> [Exercise]: Restate the data word for word and leave the images out.

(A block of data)
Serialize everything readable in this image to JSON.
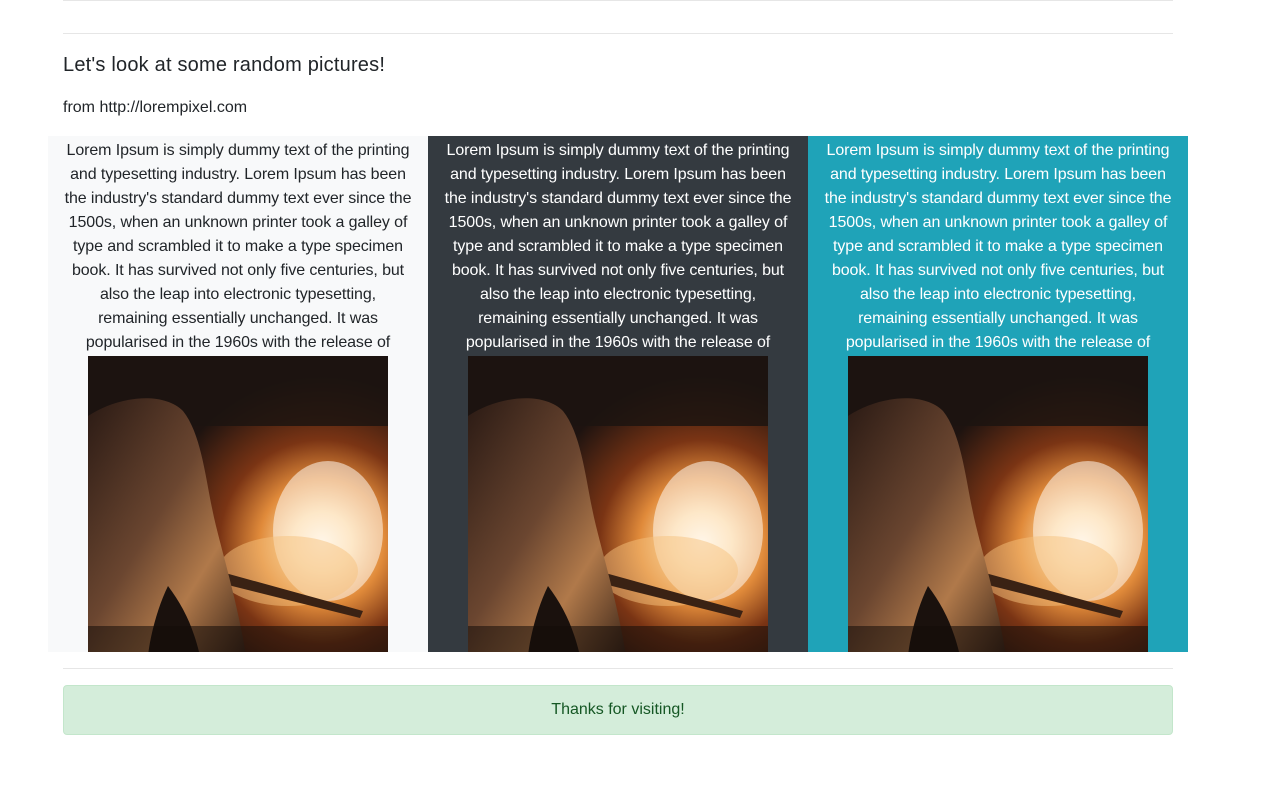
{
  "heading": "Let's look at some random pictures!",
  "source_line": "from http://lorempixel.com",
  "cards": [
    {
      "text": "Lorem Ipsum is simply dummy text of the printing and typesetting industry. Lorem Ipsum has been the industry's standard dummy text ever since the 1500s, when an unknown printer took a galley of type and scrambled it to make a type specimen book. It has survived not only five centuries, but also the leap into electronic typesetting, remaining essentially unchanged. It was popularised in the 1960s with the release of",
      "background": "#f8f9fa"
    },
    {
      "text": "Lorem Ipsum is simply dummy text of the printing and typesetting industry. Lorem Ipsum has been the industry's standard dummy text ever since the 1500s, when an unknown printer took a galley of type and scrambled it to make a type specimen book. It has survived not only five centuries, but also the leap into electronic typesetting, remaining essentially unchanged. It was popularised in the 1960s with the release of",
      "background": "#343a40"
    },
    {
      "text": "Lorem Ipsum is simply dummy text of the printing and typesetting industry. Lorem Ipsum has been the industry's standard dummy text ever since the 1500s, when an unknown printer took a galley of type and scrambled it to make a type specimen book. It has survived not only five centuries, but also the leap into electronic typesetting, remaining essentially unchanged. It was popularised in the 1960s with the release of",
      "background": "#1fa3b8"
    }
  ],
  "alert_text": "Thanks for visiting!",
  "colors": {
    "alert_bg": "#d4edda",
    "alert_text": "#155724"
  }
}
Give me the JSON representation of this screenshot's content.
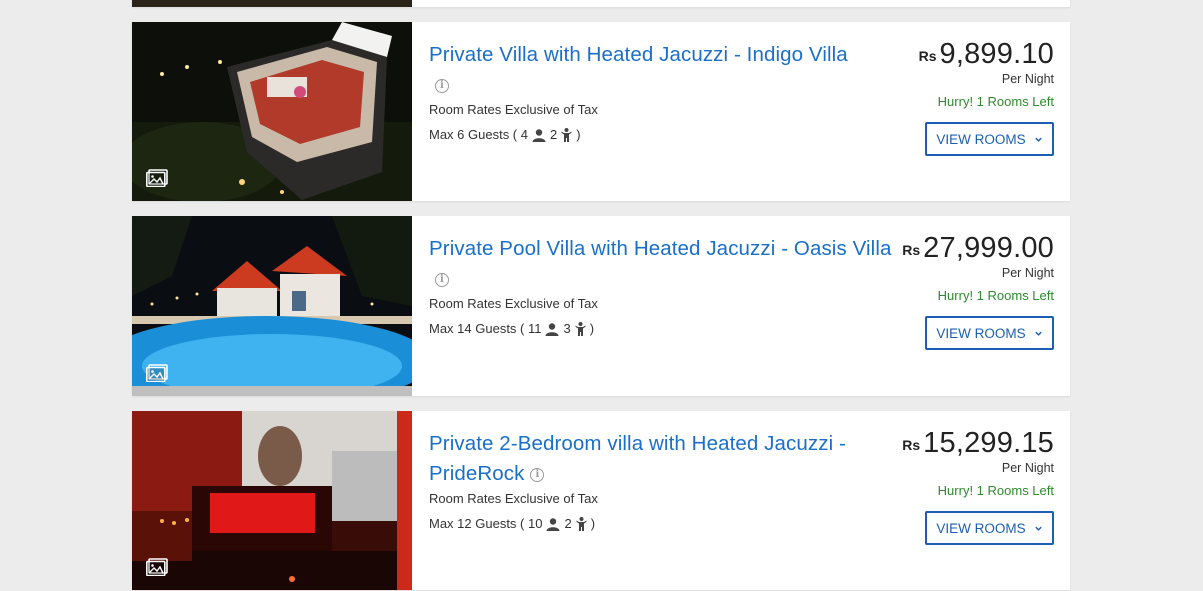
{
  "common": {
    "rate_note": "Room Rates Exclusive of Tax",
    "per_night": "Per Night",
    "currency": "Rs",
    "button_label": "VIEW ROOMS",
    "accent_color": "#1a6fc9",
    "availability_color": "#2e8b2e"
  },
  "listings": [
    {
      "title": "Private Villa with Heated Jacuzzi - Indigo Villa",
      "price": "9,899.10",
      "availability": "Hurry! 1 Rooms Left",
      "guests_prefix": "Max 6 Guests ( ",
      "adults": "4",
      "children": "2",
      "guests_suffix": ")"
    },
    {
      "title": "Private Pool Villa with Heated Jacuzzi - Oasis Villa",
      "price": "27,999.00",
      "availability": "Hurry! 1 Rooms Left",
      "guests_prefix": "Max 14 Guests ( ",
      "adults": "11",
      "children": "3",
      "guests_suffix": ")"
    },
    {
      "title": "Private 2-Bedroom villa with Heated Jacuzzi - PrideRock",
      "price": "15,299.15",
      "availability": "Hurry! 1 Rooms Left",
      "guests_prefix": "Max 12 Guests ( ",
      "adults": "10",
      "children": "2",
      "guests_suffix": ")"
    }
  ]
}
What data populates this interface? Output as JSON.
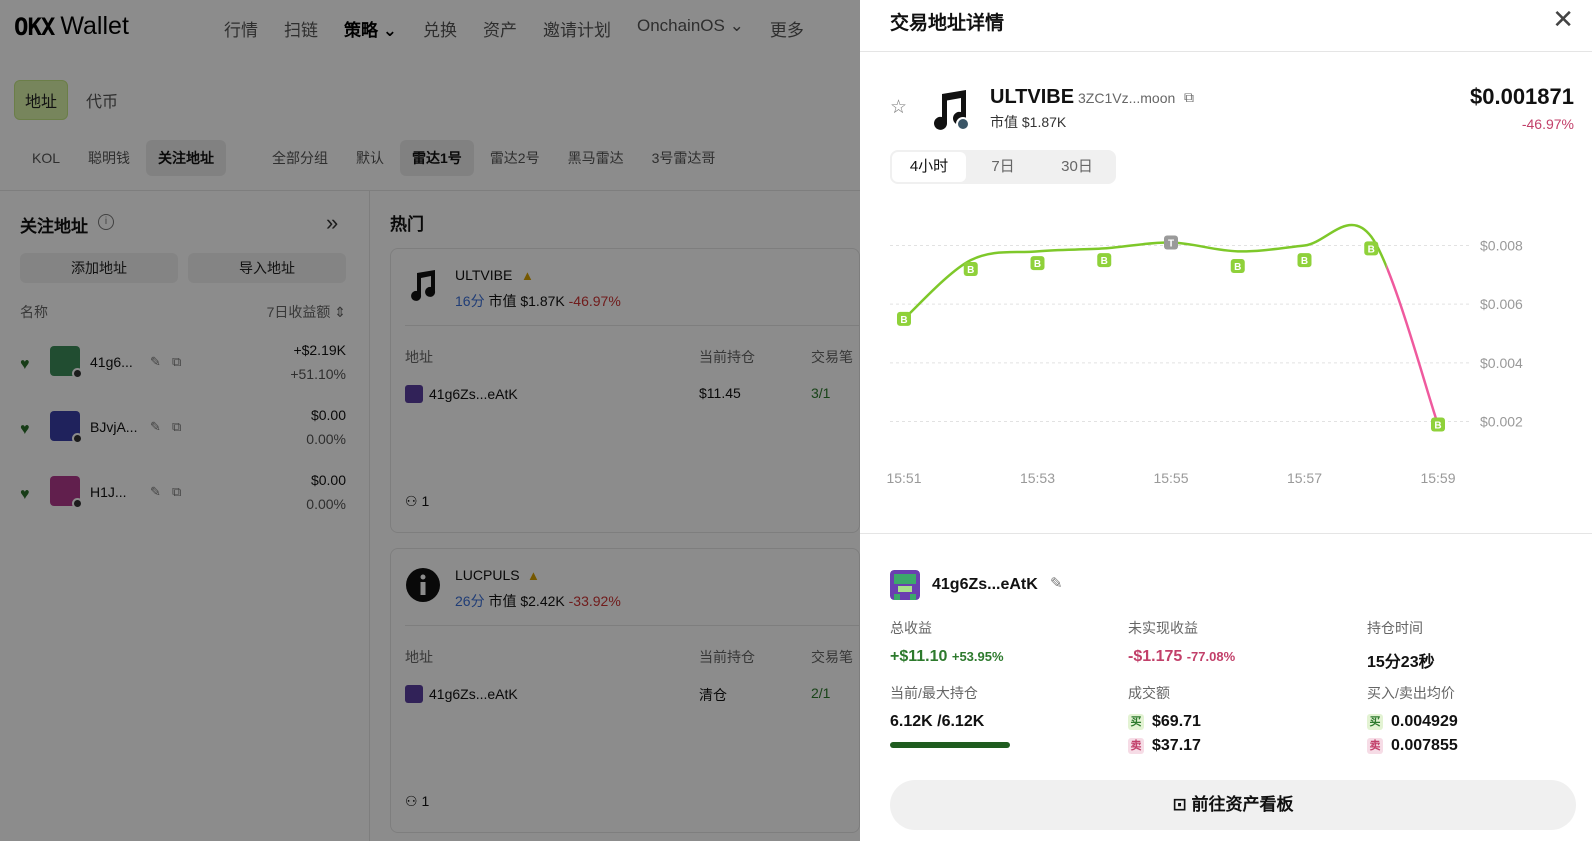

> [Answer in full]:
Serialize everything readable in this image to JSON.
{
  "heading": "Let's look at some random pictures!",
  "source_line": "from http://lorempixel.com",
  "cards": [
    {
      "text": "Lorem Ipsum is simply dummy text of the printing and typesetting industry. Lorem Ipsum has been the industry's standard dummy text ever since the 1500s, when an unknown printer took a galley of type and scrambled it to make a type specimen book. It has survived not only five centuries, but also the leap into electronic typesetting, remaining essentially unchanged. It was popularised in the 1960s with the release of",
      "background": "#f8f9fa"
    },
    {
      "text": "Lorem Ipsum is simply dummy text of the printing and typesetting industry. Lorem Ipsum has been the industry's standard dummy text ever since the 1500s, when an unknown printer took a galley of type and scrambled it to make a type specimen book. It has survived not only five centuries, but also the leap into electronic typesetting, remaining essentially unchanged. It was popularised in the 1960s with the release of",
      "background": "#343a40"
    },
    {
      "text": "Lorem Ipsum is simply dummy text of the printing and typesetting industry. Lorem Ipsum has been the industry's standard dummy text ever since the 1500s, when an unknown printer took a galley of type and scrambled it to make a type specimen book. It has survived not only five centuries, but also the leap into electronic typesetting, remaining essentially unchanged. It was popularised in the 1960s with the release of",
      "background": "#1fa3b8"
    }
  ],
  "alert_text": "Thanks for visiting!",
  "colors": {
    "alert_bg": "#d4edda",
    "alert_text": "#155724"
  }
}
Give me the JSON representation of this screenshot's content.
{
  "common": {
    "rate_note": "Room Rates Exclusive of Tax",
    "per_night": "Per Night",
    "currency": "Rs",
    "button_label": "VIEW ROOMS",
    "accent_color": "#1a6fc9",
    "availability_color": "#2e8b2e"
  },
  "listings": [
    {
      "title": "Private Villa with Heated Jacuzzi - Indigo Villa",
      "price": "9,899.10",
      "availability": "Hurry! 1 Rooms Left",
      "guests_prefix": "Max 6 Guests ( ",
      "adults": "4",
      "children": "2",
      "guests_suffix": ")"
    },
    {
      "title": "Private Pool Villa with Heated Jacuzzi - Oasis Villa",
      "price": "27,999.00",
      "availability": "Hurry! 1 Rooms Left",
      "guests_prefix": "Max 14 Guests ( ",
      "adults": "11",
      "children": "3",
      "guests_suffix": ")"
    },
    {
      "title": "Private 2-Bedroom villa with Heated Jacuzzi - PrideRock",
      "price": "15,299.15",
      "availability": "Hurry! 1 Rooms Left",
      "guests_prefix": "Max 12 Guests ( ",
      "adults": "10",
      "children": "2",
      "guests_suffix": ")"
    }
  ]
}
What data populates this interface? Output as JSON.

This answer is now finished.